• **Instructions for the task**: Set down every record once more, exactly as given.

• **Entries supplied**:
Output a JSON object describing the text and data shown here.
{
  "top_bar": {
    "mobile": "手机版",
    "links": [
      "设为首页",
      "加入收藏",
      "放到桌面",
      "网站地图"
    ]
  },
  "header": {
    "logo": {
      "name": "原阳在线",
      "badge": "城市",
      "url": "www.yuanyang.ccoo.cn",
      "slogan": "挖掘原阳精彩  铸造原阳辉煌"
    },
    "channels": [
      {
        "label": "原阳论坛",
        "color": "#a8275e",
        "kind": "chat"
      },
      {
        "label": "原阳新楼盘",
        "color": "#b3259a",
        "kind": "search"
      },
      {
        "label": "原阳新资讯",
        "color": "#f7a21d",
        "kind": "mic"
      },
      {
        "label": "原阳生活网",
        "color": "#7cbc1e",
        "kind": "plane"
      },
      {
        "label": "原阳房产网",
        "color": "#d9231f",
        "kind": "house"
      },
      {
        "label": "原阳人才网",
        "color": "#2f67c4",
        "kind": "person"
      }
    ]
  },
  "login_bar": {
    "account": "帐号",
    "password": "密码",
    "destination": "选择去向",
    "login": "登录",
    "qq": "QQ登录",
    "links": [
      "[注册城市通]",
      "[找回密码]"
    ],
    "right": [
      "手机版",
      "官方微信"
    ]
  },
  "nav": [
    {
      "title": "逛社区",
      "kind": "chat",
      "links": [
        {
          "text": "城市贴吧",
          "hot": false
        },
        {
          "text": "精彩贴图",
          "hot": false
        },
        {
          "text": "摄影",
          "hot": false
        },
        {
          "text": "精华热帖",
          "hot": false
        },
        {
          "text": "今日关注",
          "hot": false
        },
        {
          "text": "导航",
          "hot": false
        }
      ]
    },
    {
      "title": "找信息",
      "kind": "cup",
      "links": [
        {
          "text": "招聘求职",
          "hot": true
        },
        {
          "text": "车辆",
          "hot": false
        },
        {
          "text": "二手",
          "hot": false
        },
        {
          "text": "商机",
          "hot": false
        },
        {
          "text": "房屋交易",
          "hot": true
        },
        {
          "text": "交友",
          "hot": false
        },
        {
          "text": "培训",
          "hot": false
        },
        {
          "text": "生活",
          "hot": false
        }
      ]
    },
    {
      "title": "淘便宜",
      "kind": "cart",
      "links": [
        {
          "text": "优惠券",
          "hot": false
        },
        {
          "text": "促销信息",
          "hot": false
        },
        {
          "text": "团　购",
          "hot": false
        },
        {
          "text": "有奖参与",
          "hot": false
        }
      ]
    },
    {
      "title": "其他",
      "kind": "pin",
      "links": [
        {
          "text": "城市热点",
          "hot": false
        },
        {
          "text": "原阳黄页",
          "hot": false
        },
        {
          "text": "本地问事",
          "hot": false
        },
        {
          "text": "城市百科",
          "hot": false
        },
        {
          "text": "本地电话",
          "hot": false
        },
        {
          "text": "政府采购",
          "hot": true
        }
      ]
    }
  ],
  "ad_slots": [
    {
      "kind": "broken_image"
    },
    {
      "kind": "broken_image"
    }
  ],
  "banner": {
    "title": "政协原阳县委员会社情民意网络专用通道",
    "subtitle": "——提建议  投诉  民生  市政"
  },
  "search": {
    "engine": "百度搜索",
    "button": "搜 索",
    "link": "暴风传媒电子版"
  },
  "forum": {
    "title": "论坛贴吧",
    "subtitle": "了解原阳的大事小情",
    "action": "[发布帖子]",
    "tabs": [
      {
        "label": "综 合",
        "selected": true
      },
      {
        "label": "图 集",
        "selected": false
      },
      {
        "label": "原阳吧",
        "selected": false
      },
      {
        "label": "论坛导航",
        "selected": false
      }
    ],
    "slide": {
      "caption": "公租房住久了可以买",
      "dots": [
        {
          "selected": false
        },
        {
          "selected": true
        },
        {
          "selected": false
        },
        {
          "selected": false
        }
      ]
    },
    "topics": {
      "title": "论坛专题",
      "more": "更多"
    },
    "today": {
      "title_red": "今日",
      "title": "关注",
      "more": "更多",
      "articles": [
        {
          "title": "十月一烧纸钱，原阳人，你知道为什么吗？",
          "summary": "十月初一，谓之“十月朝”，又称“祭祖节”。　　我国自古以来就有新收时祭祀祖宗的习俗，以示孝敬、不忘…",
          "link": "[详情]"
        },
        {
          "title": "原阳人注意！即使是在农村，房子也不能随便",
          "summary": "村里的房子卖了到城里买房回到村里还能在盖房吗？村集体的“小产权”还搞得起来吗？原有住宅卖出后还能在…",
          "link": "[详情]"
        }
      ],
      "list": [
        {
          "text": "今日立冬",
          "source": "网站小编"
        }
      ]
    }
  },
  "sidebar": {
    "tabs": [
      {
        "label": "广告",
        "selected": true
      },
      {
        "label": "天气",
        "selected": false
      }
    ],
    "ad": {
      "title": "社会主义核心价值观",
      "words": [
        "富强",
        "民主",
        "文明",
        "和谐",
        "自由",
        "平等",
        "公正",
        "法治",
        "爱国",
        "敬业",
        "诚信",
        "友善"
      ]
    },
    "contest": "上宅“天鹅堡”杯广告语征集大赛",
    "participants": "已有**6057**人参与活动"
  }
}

• **The reply**:
Output a JSON object describing the text and data shown here.
{
  "top_bar": {
    "mobile": "手机版",
    "links": [
      "设为首页",
      "加入收藏",
      "放到桌面",
      "网站地图"
    ]
  },
  "header": {
    "logo": {
      "name": "原阳在线",
      "badge": "城市",
      "url": "www.yuanyang.ccoo.cn",
      "slogan": "挖掘原阳精彩  铸造原阳辉煌"
    },
    "channels": [
      {
        "label": "原阳论坛",
        "color": "#a8275e",
        "kind": "chat"
      },
      {
        "label": "原阳新楼盘",
        "color": "#b3259a",
        "kind": "search"
      },
      {
        "label": "原阳新资讯",
        "color": "#f7a21d",
        "kind": "mic"
      },
      {
        "label": "原阳生活网",
        "color": "#7cbc1e",
        "kind": "plane"
      },
      {
        "label": "原阳房产网",
        "color": "#d9231f",
        "kind": "house"
      },
      {
        "label": "原阳人才网",
        "color": "#2f67c4",
        "kind": "person"
      }
    ]
  },
  "login_bar": {
    "account": "帐号",
    "password": "密码",
    "destination": "选择去向",
    "login": "登录",
    "qq": "QQ登录",
    "links": [
      "[注册城市通]",
      "[找回密码]"
    ],
    "right": [
      "手机版",
      "官方微信"
    ]
  },
  "nav": [
    {
      "title": "逛社区",
      "kind": "chat",
      "links": [
        {
          "text": "城市贴吧",
          "hot": false
        },
        {
          "text": "精彩贴图",
          "hot": false
        },
        {
          "text": "摄影",
          "hot": false
        },
        {
          "text": "精华热帖",
          "hot": false
        },
        {
          "text": "今日关注",
          "hot": false
        },
        {
          "text": "导航",
          "hot": false
        }
      ]
    },
    {
      "title": "找信息",
      "kind": "cup",
      "links": [
        {
          "text": "招聘求职",
          "hot": true
        },
        {
          "text": "车辆",
          "hot": false
        },
        {
          "text": "二手",
          "hot": false
        },
        {
          "text": "商机",
          "hot": false
        },
        {
          "text": "房屋交易",
          "hot": true
        },
        {
          "text": "交友",
          "hot": false
        },
        {
          "text": "培训",
          "hot": false
        },
        {
          "text": "生活",
          "hot": false
        }
      ]
    },
    {
      "title": "淘便宜",
      "kind": "cart",
      "links": [
        {
          "text": "优惠券",
          "hot": false
        },
        {
          "text": "促销信息",
          "hot": false
        },
        {
          "text": "团　购",
          "hot": false
        },
        {
          "text": "有奖参与",
          "hot": false
        }
      ]
    },
    {
      "title": "其他",
      "kind": "pin",
      "links": [
        {
          "text": "城市热点",
          "hot": false
        },
        {
          "text": "原阳黄页",
          "hot": false
        },
        {
          "text": "本地问事",
          "hot": false
        },
        {
          "text": "城市百科",
          "hot": false
        },
        {
          "text": "本地电话",
          "hot": false
        },
        {
          "text": "政府采购",
          "hot": true
        }
      ]
    }
  ],
  "ad_slots": [
    {
      "kind": "broken_image"
    },
    {
      "kind": "broken_image"
    }
  ],
  "banner": {
    "title": "政协原阳县委员会社情民意网络专用通道",
    "subtitle": "——提建议  投诉  民生  市政"
  },
  "search": {
    "engine": "百度搜索",
    "button": "搜 索",
    "link": "暴风传媒电子版"
  },
  "forum": {
    "title": "论坛贴吧",
    "subtitle": "了解原阳的大事小情",
    "action": "[发布帖子]",
    "tabs": [
      {
        "label": "综 合",
        "selected": true
      },
      {
        "label": "图 集",
        "selected": false
      },
      {
        "label": "原阳吧",
        "selected": false
      },
      {
        "label": "论坛导航",
        "selected": false
      }
    ],
    "slide": {
      "caption": "公租房住久了可以买",
      "dots": [
        {
          "selected": false
        },
        {
          "selected": true
        },
        {
          "selected": false
        },
        {
          "selected": false
        }
      ]
    },
    "topics": {
      "title": "论坛专题",
      "more": "更多"
    },
    "today": {
      "title_red": "今日",
      "title": "关注",
      "more": "更多",
      "articles": [
        {
          "title": "十月一烧纸钱，原阳人，你知道为什么吗？",
          "summary": "十月初一，谓之“十月朝”，又称“祭祖节”。　　我国自古以来就有新收时祭祀祖宗的习俗，以示孝敬、不忘…",
          "link": "[详情]"
        },
        {
          "title": "原阳人注意！即使是在农村，房子也不能随便",
          "summary": "村里的房子卖了到城里买房回到村里还能在盖房吗？村集体的“小产权”还搞得起来吗？原有住宅卖出后还能在…",
          "link": "[详情]"
        }
      ],
      "list": [
        {
          "text": "今日立冬",
          "source": "网站小编"
        }
      ]
    }
  },
  "sidebar": {
    "tabs": [
      {
        "label": "广告",
        "selected": true
      },
      {
        "label": "天气",
        "selected": false
      }
    ],
    "ad": {
      "title": "社会主义核心价值观",
      "words": [
        "富强",
        "民主",
        "文明",
        "和谐",
        "自由",
        "平等",
        "公正",
        "法治",
        "爱国",
        "敬业",
        "诚信",
        "友善"
      ]
    },
    "contest": "上宅“天鹅堡”杯广告语征集大赛",
    "participants": "已有**6057**人参与活动"
  }
}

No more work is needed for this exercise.